[Dataset rows about figures]
***
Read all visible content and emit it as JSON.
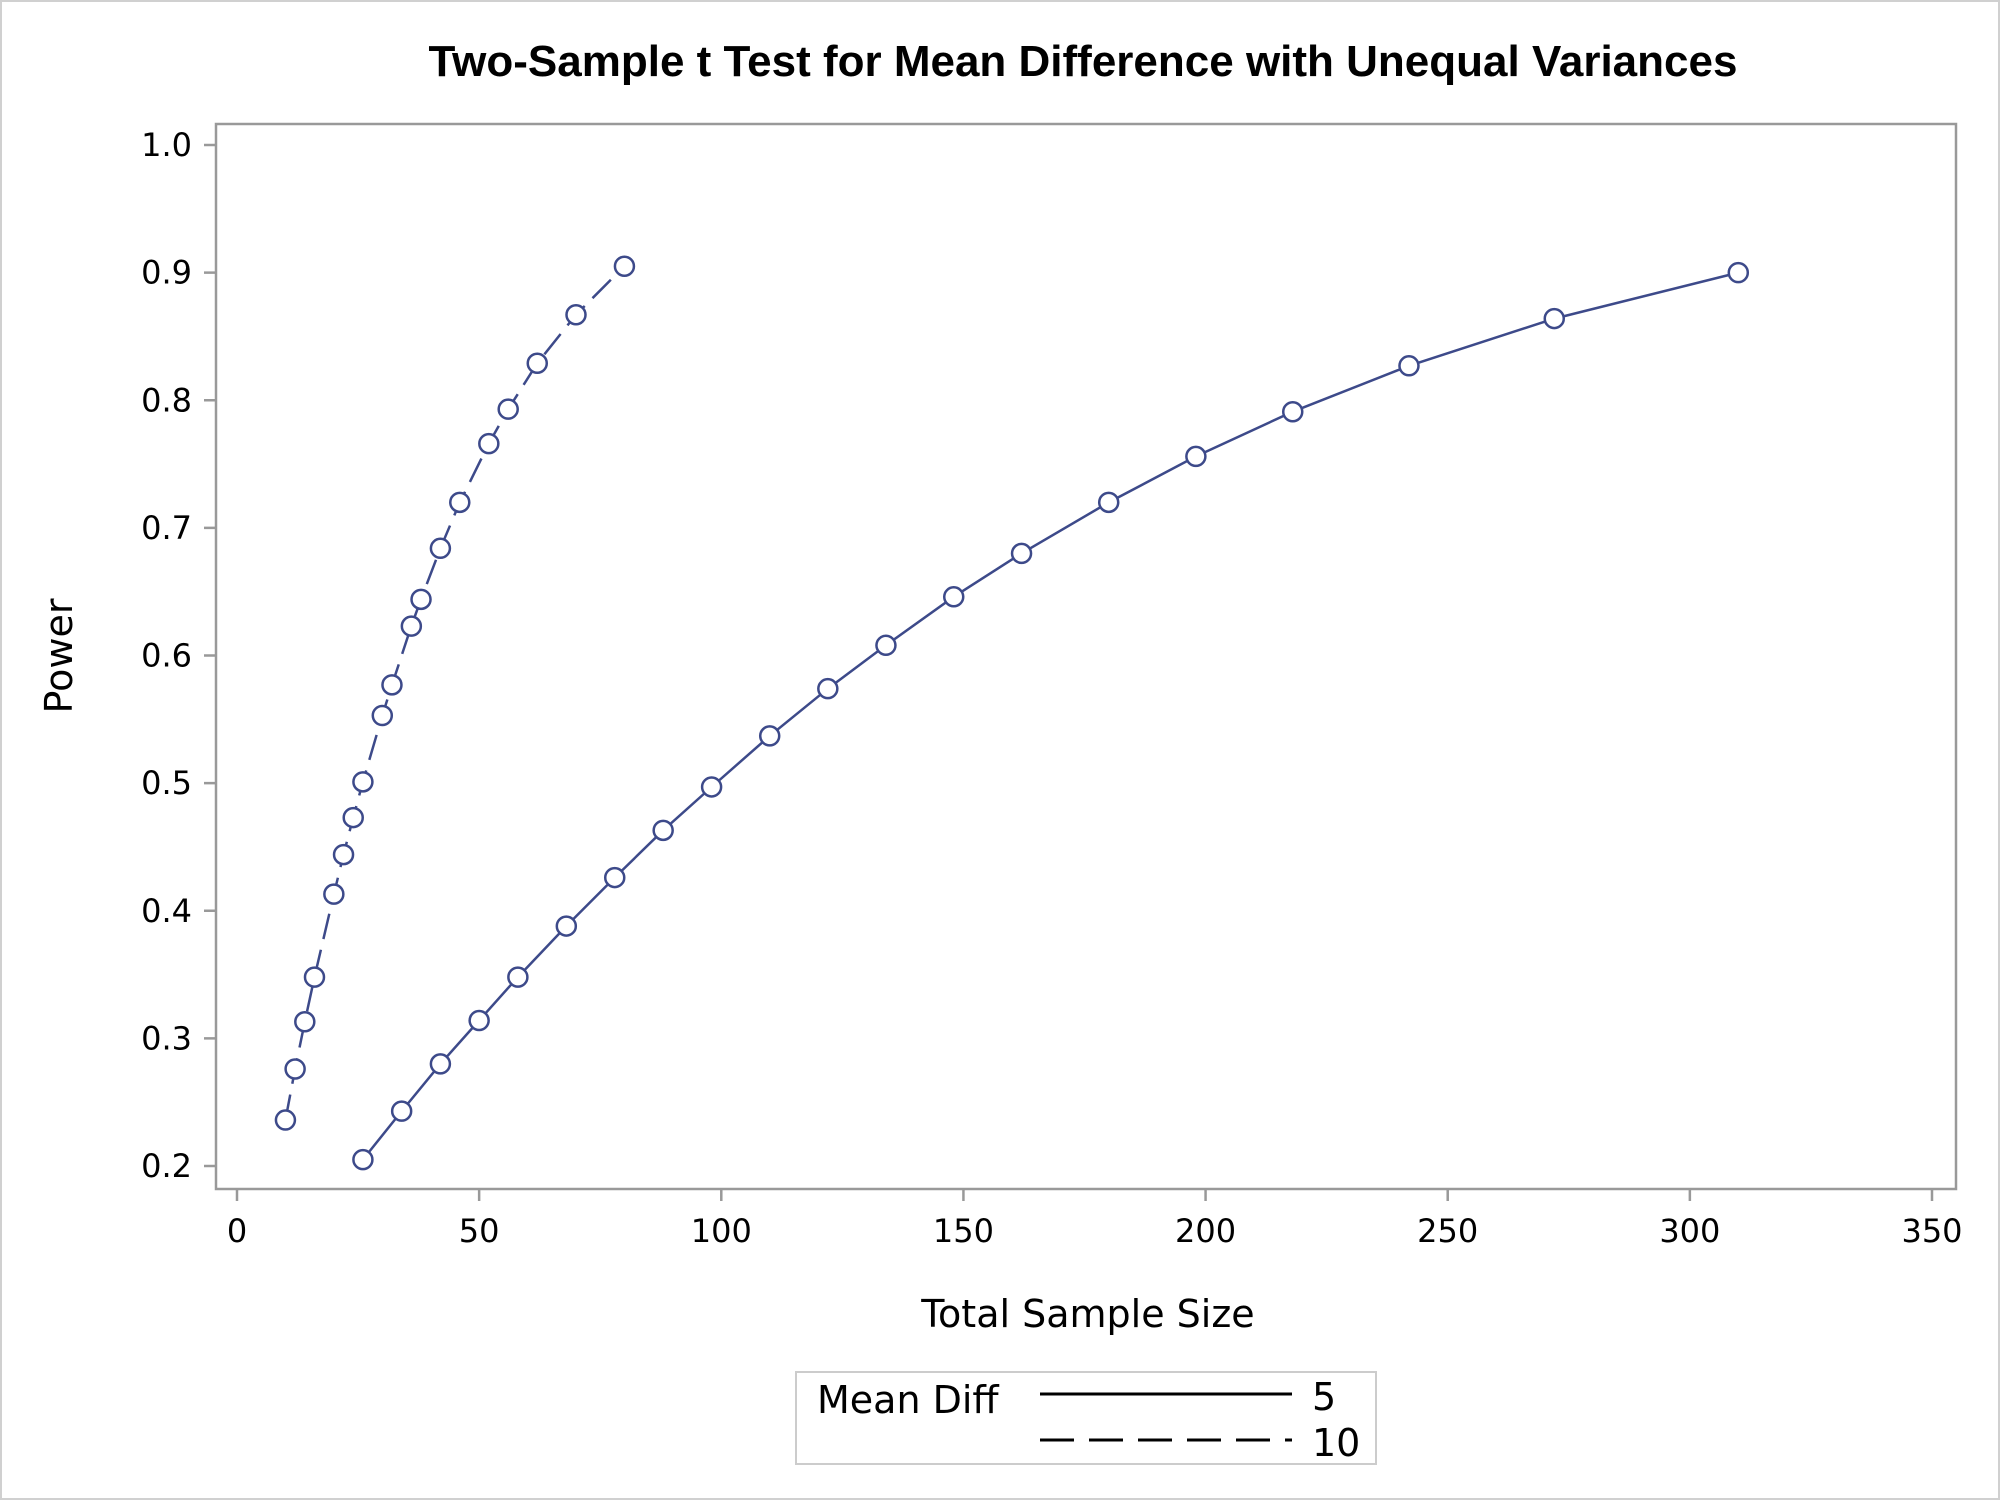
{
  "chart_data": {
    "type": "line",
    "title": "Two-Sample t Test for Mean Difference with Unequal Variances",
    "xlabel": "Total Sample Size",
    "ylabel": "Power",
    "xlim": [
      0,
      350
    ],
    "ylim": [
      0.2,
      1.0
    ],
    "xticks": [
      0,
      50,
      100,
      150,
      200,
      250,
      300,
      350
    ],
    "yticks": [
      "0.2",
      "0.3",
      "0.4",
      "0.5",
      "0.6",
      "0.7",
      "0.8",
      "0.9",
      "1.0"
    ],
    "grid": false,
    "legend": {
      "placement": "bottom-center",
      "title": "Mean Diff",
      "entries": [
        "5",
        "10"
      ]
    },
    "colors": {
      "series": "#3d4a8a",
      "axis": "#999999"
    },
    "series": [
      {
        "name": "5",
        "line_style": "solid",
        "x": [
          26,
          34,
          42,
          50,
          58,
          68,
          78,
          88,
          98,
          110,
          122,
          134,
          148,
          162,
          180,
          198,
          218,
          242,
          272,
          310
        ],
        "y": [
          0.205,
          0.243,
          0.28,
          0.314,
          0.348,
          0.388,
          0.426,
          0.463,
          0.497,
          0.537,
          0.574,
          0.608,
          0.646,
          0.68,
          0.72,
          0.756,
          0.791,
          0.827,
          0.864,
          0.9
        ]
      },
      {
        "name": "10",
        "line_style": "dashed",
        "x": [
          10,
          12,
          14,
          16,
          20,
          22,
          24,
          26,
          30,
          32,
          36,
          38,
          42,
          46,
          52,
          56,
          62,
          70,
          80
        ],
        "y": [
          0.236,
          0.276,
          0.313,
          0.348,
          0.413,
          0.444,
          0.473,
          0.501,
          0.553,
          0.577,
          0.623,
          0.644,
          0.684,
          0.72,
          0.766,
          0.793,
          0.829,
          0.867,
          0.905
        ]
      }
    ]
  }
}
***
Search the records for the word "Mean". Copy every line that has it.

The output:
    "title": "Two-Sample t Test for Mean Difference with Unequal Variances",
      "title": "Mean Diff",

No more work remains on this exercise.